Your task: Set down every entry again word for word, please, but skip the pictures.

───── Data excerpts ─────

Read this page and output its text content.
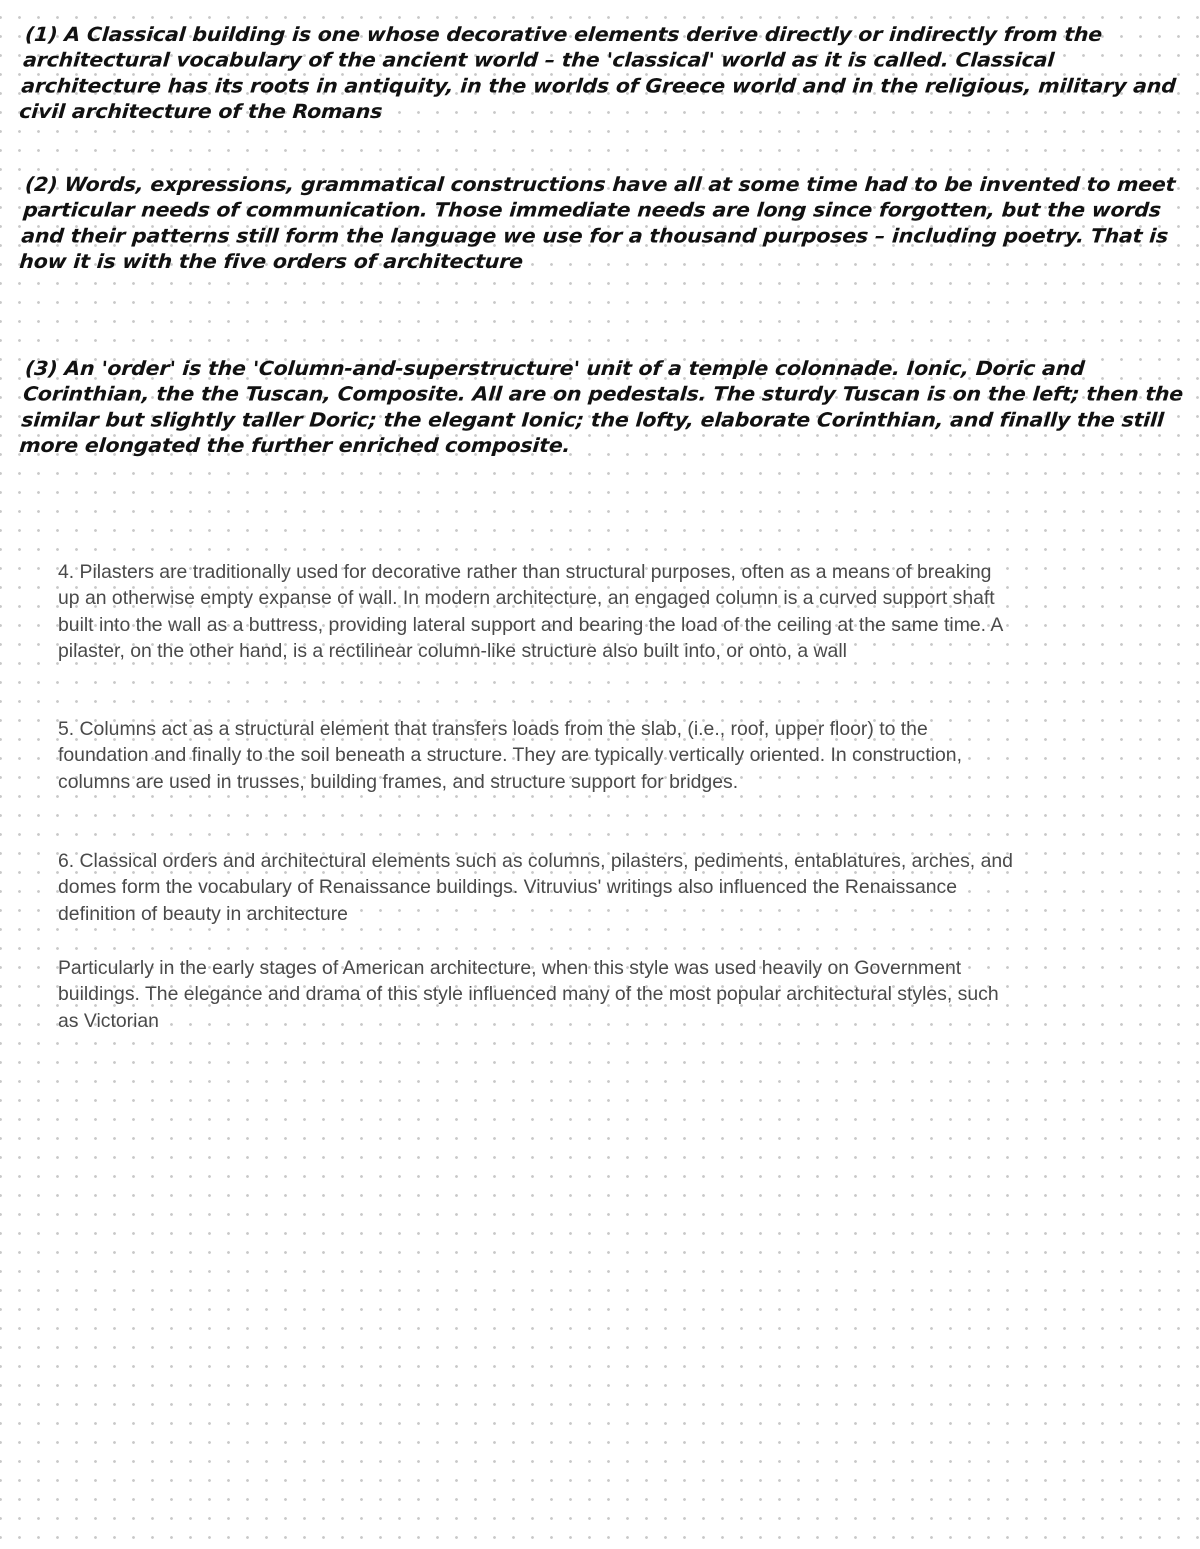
(1) A Classical building is one whose decorative elements derive directly or indirectly from the architectural vocabulary of the ancient world – the 'classical' world as it is called. Classical architecture has its roots in antiquity, in the worlds of Greece world and in the religious, military and civil architecture of the Romans
(2) Words, expressions, grammatical constructions have all at some time had to be invented to meet particular needs of communication. Those immediate needs are long since forgotten, but the words and their patterns still form the language we use for a thousand purposes – including poetry. That is how it is with the five orders of architecture
(3) An 'order' is the 'Column-and-superstructure' unit of a temple colonnade. Ionic, Doric and Corinthian, the the Tuscan, Composite. All are on pedestals. The sturdy Tuscan is on the left; then the similar but slightly taller Doric; the elegant Ionic; the lofty, elaborate Corinthian, and finally the still more elongated the further enriched composite.
4. Pilasters are traditionally used for decorative rather than structural purposes, often as a means of breaking up an otherwise empty expanse of wall. In modern architecture, an engaged column is a curved support shaft built into the wall as a buttress, providing lateral support and bearing the load of the ceiling at the same time. A pilaster, on the other hand, is a rectilinear column-like structure also built into, or onto, a wall
5. Columns act as a structural element that transfers loads from the slab, (i.e., roof, upper floor) to the foundation and finally to the soil beneath a structure. They are typically vertically oriented. In construction, columns are used in trusses, building frames, and structure support for bridges.
6. Classical orders and architectural elements such as columns, pilasters, pediments, entablatures, arches, and domes form the vocabulary of Renaissance buildings. Vitruvius' writings also influenced the Renaissance definition of beauty in architecture
Particularly in the early stages of American architecture, when this style was used heavily on Government buildings. The elegance and drama of this style influenced many of the most popular architectural styles, such as Victorian
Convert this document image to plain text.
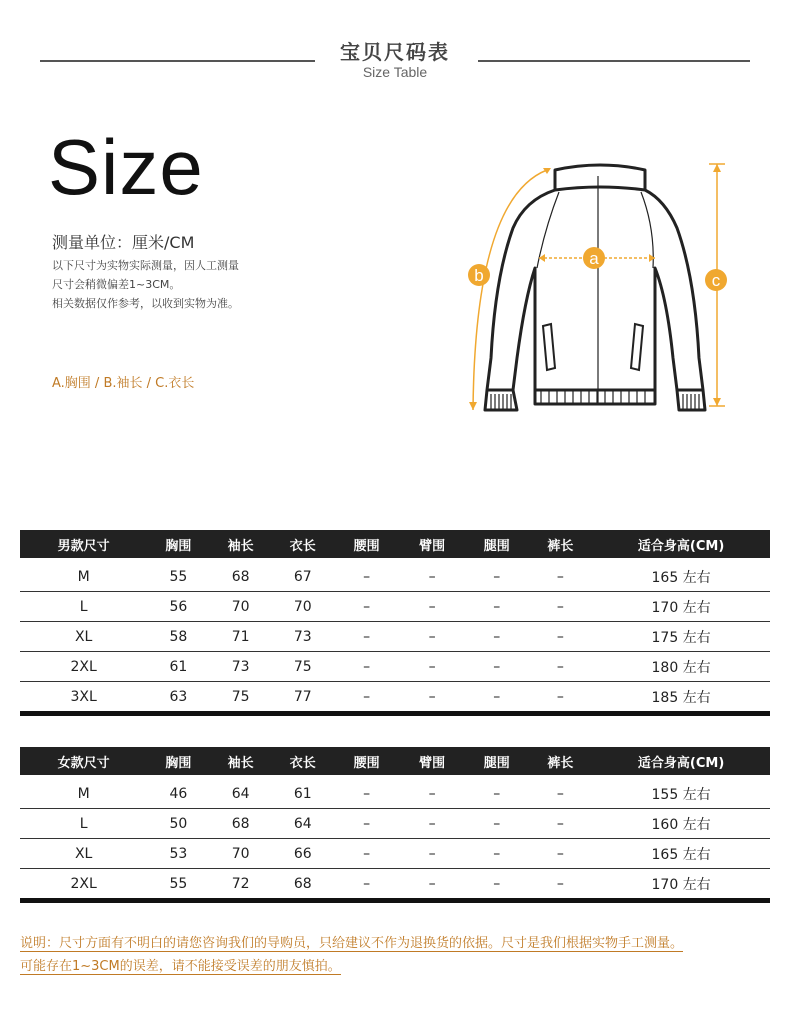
宝贝尺码表
Size Table
Size
测量单位：厘米/CM
以下尺寸为实物实际测量，因人工测量
尺寸会稍微偏差1~3CM。
相关数据仅作参考，以收到实物为准。
A.胸围 / B.袖长 / C.衣长
a
b	c
男款尺寸	胸围	袖长	衣长	腰围	臂围	腿围	裤长	适合身高(CM)
M	55	68	67	–	–	–	–	165 左右
L	56	70	70	–	–	–	–	170 左右
XL	58	71	73	–	–	–	–	175 左右
2XL	61	73	75	–	–	–	–	180 左右
3XL	63	75	77	–	–	–	–	185 左右
女款尺寸	胸围	袖长	衣长	腰围	臂围	腿围	裤长	适合身高(CM)
M	46	64	61	–	–	–	–	155 左右
L	50	68	64	–	–	–	–	160 左右
XL	53	70	66	–	–	–	–	165 左右
2XL	55	72	68	–	–	–	–	170 左右
说明：尺寸方面有不明白的请您咨询我们的导购员，只给建议不作为退换货的依据。尺寸是我们根据实物手工测量。
可能存在1~3CM的误差，请不能接受误差的朋友慎拍。
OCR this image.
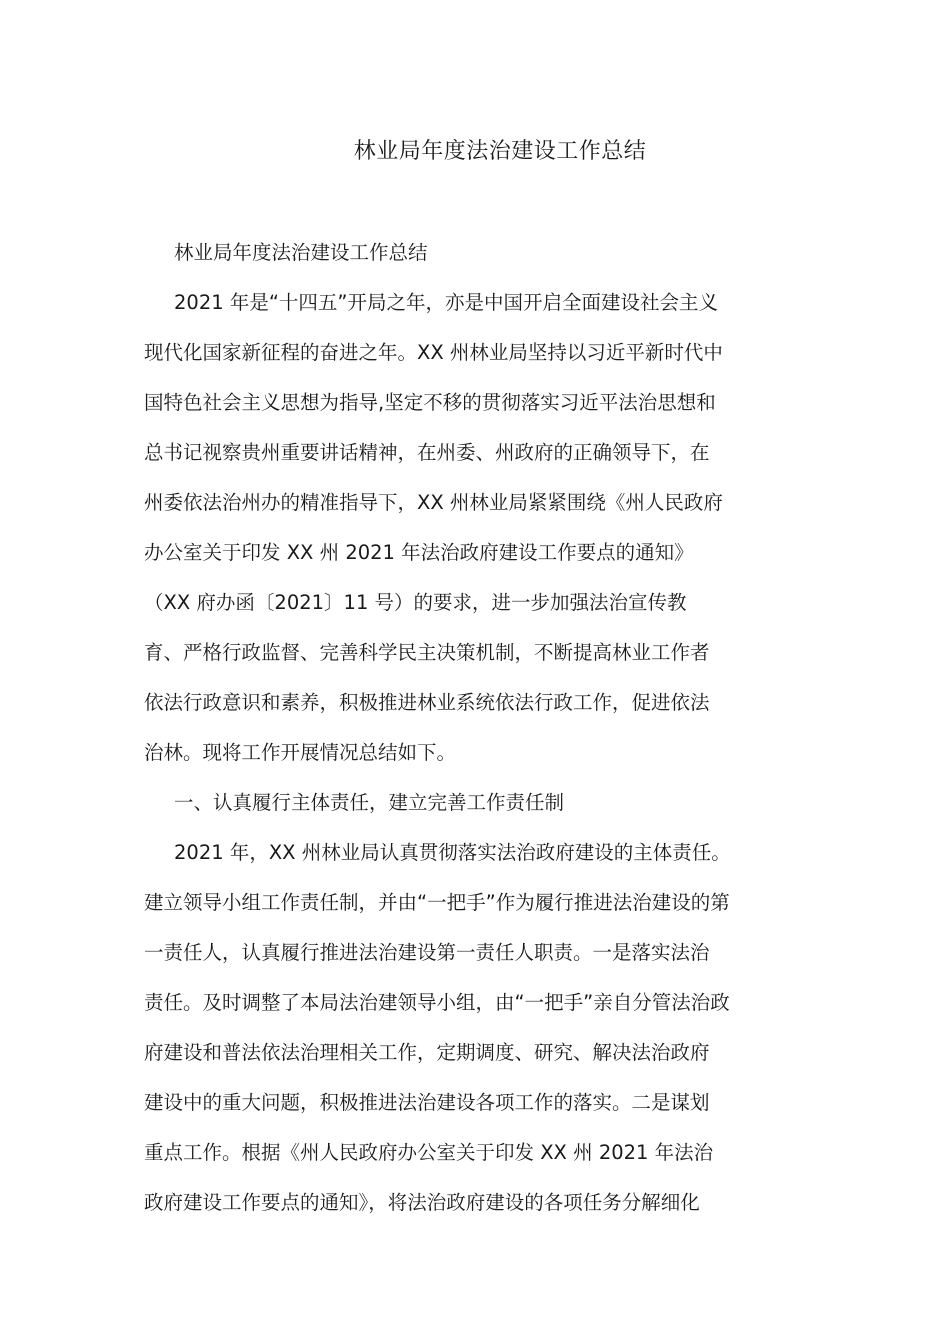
林业局年度法治建设工作总结
林业局年度法治建设工作总结
2021 年是“十四五”开局之年，亦是中国开启全面建设社会主义
现代化国家新征程的奋进之年。XX 州林业局坚持以习近平新时代中
国特色社会主义思想为指导,坚定不移的贯彻落实习近平法治思想和
总书记视察贵州重要讲话精神，在州委、州政府的正确领导下，在
州委依法治州办的精准指导下，XX 州林业局紧紧围绕《州人民政府
办公室关于印发 XX 州 2021 年法治政府建设工作要点的通知》
（XX 府办函〔2021〕11 号）的要求，进一步加强法治宣传教
育、严格行政监督、完善科学民主决策机制，不断提高林业工作者
依法行政意识和素养，积极推进林业系统依法行政工作，促进依法
治林。现将工作开展情况总结如下。
一、认真履行主体责任，建立完善工作责任制
2021 年，XX 州林业局认真贯彻落实法治政府建设的主体责任。
建立领导小组工作责任制，并由“一把手”作为履行推进法治建设的第
一责任人，认真履行推进法治建设第一责任人职责。一是落实法治
责任。及时调整了本局法治建领导小组，由“一把手”亲自分管法治政
府建设和普法依法治理相关工作，定期调度、研究、解决法治政府
建设中的重大问题，积极推进法治建设各项工作的落实。二是谋划
重点工作。根据《州人民政府办公室关于印发 XX 州 2021 年法治
政府建设工作要点的通知》，将法治政府建设的各项任务分解细化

─────

Answer to the task:
Read this page and output its text content.
(1) A Classical building is one whose decorative elements derive directly or indirectly from the architectural vocabulary of the ancient world – the 'classical' world as it is called. Classical architecture has its roots in antiquity, in the worlds of Greece world and in the religious, military and civil architecture of the Romans
(2) Words, expressions, grammatical constructions have all at some time had to be invented to meet particular needs of communication. Those immediate needs are long since forgotten, but the words and their patterns still form the language we use for a thousand purposes – including poetry. That is how it is with the five orders of architecture
(3) An 'order' is the 'Column-and-superstructure' unit of a temple colonnade. Ionic, Doric and Corinthian, the the Tuscan, Composite. All are on pedestals. The sturdy Tuscan is on the left; then the similar but slightly taller Doric; the elegant Ionic; the lofty, elaborate Corinthian, and finally the still more elongated the further enriched composite.
4. Pilasters are traditionally used for decorative rather than structural purposes, often as a means of breaking up an otherwise empty expanse of wall. In modern architecture, an engaged column is a curved support shaft built into the wall as a buttress, providing lateral support and bearing the load of the ceiling at the same time. A pilaster, on the other hand, is a rectilinear column-like structure also built into, or onto, a wall
5. Columns act as a structural element that transfers loads from the slab, (i.e., roof, upper floor) to the foundation and finally to the soil beneath a structure. They are typically vertically oriented. In construction, columns are used in trusses, building frames, and structure support for bridges.
6. Classical orders and architectural elements such as columns, pilasters, pediments, entablatures, arches, and domes form the vocabulary of Renaissance buildings. Vitruvius' writings also influenced the Renaissance definition of beauty in architecture
Particularly in the early stages of American architecture, when this style was used heavily on Government buildings. The elegance and drama of this style influenced many of the most popular architectural styles, such as Victorian
Convert this document image to plain text.
宝贝尺码表
Size Table
Size
测量单位：厘米/CM
以下尺寸为实物实际测量，因人工测量
尺寸会稍微偏差1~3CM。
相关数据仅作参考，以收到实物为准。
A.胸围 / B.袖长 / C.衣长
a
b	c
男款尺寸	胸围	袖长	衣长	腰围	臂围	腿围	裤长	适合身高(CM)
M	55	68	67	–	–	–	–	165 左右
L	56	70	70	–	–	–	–	170 左右
XL	58	71	73	–	–	–	–	175 左右
2XL	61	73	75	–	–	–	–	180 左右
3XL	63	75	77	–	–	–	–	185 左右
女款尺寸	胸围	袖长	衣长	腰围	臂围	腿围	裤长	适合身高(CM)
M	46	64	61	–	–	–	–	155 左右
L	50	68	64	–	–	–	–	160 左右
XL	53	70	66	–	–	–	–	165 左右
2XL	55	72	68	–	–	–	–	170 左右
说明：尺寸方面有不明白的请您咨询我们的导购员，只给建议不作为退换货的依据。尺寸是我们根据实物手工测量。
可能存在1~3CM的误差，请不能接受误差的朋友慎拍。
OCR this image.
林业局年度法治建设工作总结
林业局年度法治建设工作总结
2021 年是“十四五”开局之年，亦是中国开启全面建设社会主义
现代化国家新征程的奋进之年。XX 州林业局坚持以习近平新时代中
国特色社会主义思想为指导,坚定不移的贯彻落实习近平法治思想和
总书记视察贵州重要讲话精神，在州委、州政府的正确领导下，在
州委依法治州办的精准指导下，XX 州林业局紧紧围绕《州人民政府
办公室关于印发 XX 州 2021 年法治政府建设工作要点的通知》
（XX 府办函〔2021〕11 号）的要求，进一步加强法治宣传教
育、严格行政监督、完善科学民主决策机制，不断提高林业工作者
依法行政意识和素养，积极推进林业系统依法行政工作，促进依法
治林。现将工作开展情况总结如下。
一、认真履行主体责任，建立完善工作责任制
2021 年，XX 州林业局认真贯彻落实法治政府建设的主体责任。
建立领导小组工作责任制，并由“一把手”作为履行推进法治建设的第
一责任人，认真履行推进法治建设第一责任人职责。一是落实法治
责任。及时调整了本局法治建领导小组，由“一把手”亲自分管法治政
府建设和普法依法治理相关工作，定期调度、研究、解决法治政府
建设中的重大问题，积极推进法治建设各项工作的落实。二是谋划
重点工作。根据《州人民政府办公室关于印发 XX 州 2021 年法治
政府建设工作要点的通知》，将法治政府建设的各项任务分解细化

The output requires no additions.